### EXERCISE DETAILS
Counting only lines that hold "title", give the total and nothing more.

### DATA EXCERPTS
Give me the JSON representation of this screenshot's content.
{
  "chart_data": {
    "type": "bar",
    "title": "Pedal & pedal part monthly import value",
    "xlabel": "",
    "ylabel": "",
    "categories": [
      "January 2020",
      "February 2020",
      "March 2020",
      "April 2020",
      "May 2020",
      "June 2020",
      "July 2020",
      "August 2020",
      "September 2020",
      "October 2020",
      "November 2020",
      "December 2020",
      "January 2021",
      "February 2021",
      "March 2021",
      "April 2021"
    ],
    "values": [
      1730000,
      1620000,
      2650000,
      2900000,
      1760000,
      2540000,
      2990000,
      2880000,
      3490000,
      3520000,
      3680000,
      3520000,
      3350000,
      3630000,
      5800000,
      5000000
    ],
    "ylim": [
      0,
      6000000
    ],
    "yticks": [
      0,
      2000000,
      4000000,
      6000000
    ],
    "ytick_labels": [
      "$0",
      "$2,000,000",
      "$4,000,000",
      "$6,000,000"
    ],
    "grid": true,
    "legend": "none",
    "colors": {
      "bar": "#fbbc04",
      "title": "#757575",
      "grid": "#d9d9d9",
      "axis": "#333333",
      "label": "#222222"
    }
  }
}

### FULL SOLUTION
2